In your copy, reproduce the entries exactly as they are, minus the images.

(Collected data entries)
□ □ □ □
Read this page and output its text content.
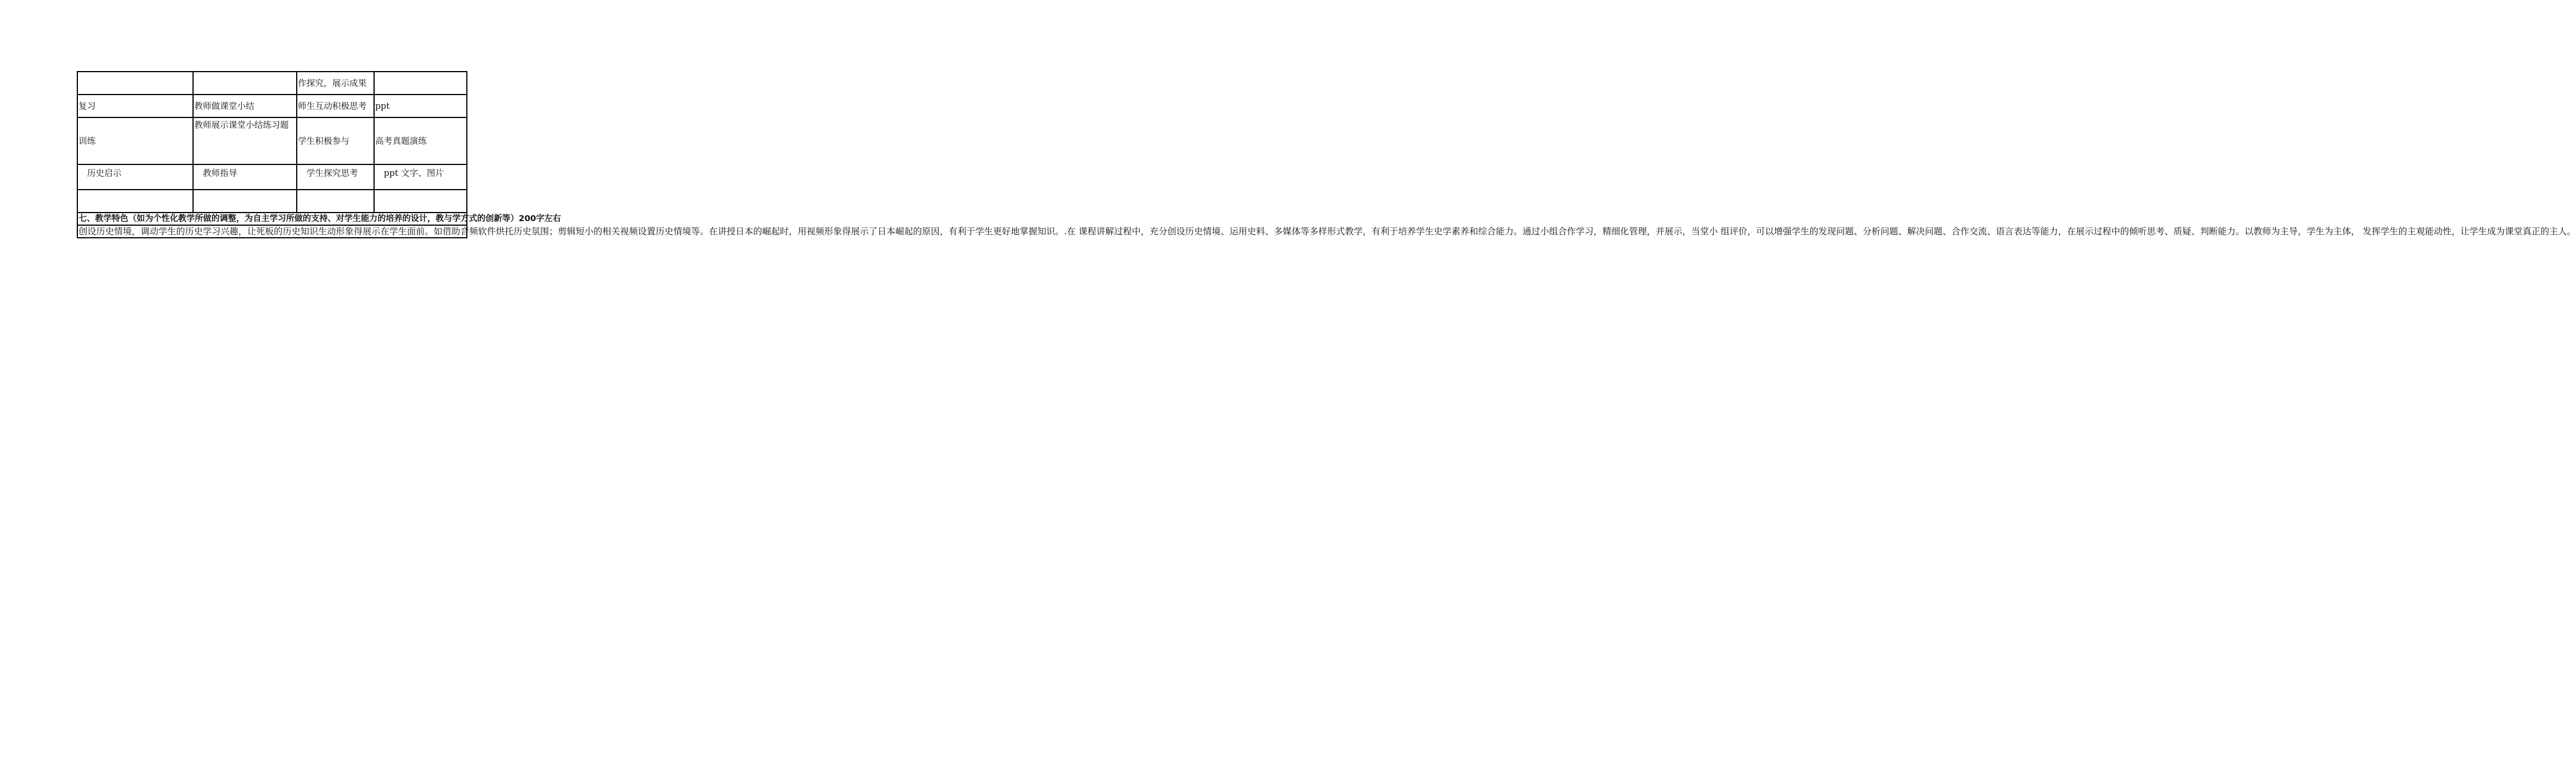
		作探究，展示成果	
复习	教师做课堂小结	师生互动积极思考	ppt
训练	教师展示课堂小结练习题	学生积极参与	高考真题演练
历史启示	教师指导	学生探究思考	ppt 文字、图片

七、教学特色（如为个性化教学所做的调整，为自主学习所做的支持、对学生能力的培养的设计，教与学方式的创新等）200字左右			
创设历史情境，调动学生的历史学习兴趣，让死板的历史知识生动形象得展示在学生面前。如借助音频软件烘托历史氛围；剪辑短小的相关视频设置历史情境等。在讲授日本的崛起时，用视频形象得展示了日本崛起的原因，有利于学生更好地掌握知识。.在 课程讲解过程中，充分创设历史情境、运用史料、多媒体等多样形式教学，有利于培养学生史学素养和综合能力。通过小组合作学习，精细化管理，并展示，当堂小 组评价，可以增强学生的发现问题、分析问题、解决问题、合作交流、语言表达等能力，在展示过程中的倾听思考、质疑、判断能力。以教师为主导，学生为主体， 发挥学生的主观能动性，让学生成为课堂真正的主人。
□ □ □ □
(Task answer)
Read this page and output its text content.
		作探究，展示成果	
复习	教师做课堂小结	师生互动积极思考	ppt
训练	教师展示课堂小结练习题	学生积极参与	高考真题演练
历史启示	教师指导	学生探究思考	ppt 文字、图片

七、教学特色（如为个性化教学所做的调整，为自主学习所做的支持、对学生能力的培养的设计，教与学方式的创新等）200字左右			
创设历史情境，调动学生的历史学习兴趣，让死板的历史知识生动形象得展示在学生面前。如借助音频软件烘托历史氛围；剪辑短小的相关视频设置历史情境等。在讲授日本的崛起时，用视频形象得展示了日本崛起的原因，有利于学生更好地掌握知识。.在 课程讲解过程中，充分创设历史情境、运用史料、多媒体等多样形式教学，有利于培养学生史学素养和综合能力。通过小组合作学习，精细化管理，并展示，当堂小 组评价，可以增强学生的发现问题、分析问题、解决问题、合作交流、语言表达等能力，在展示过程中的倾听思考、质疑、判断能力。以教师为主导，学生为主体， 发挥学生的主观能动性，让学生成为课堂真正的主人。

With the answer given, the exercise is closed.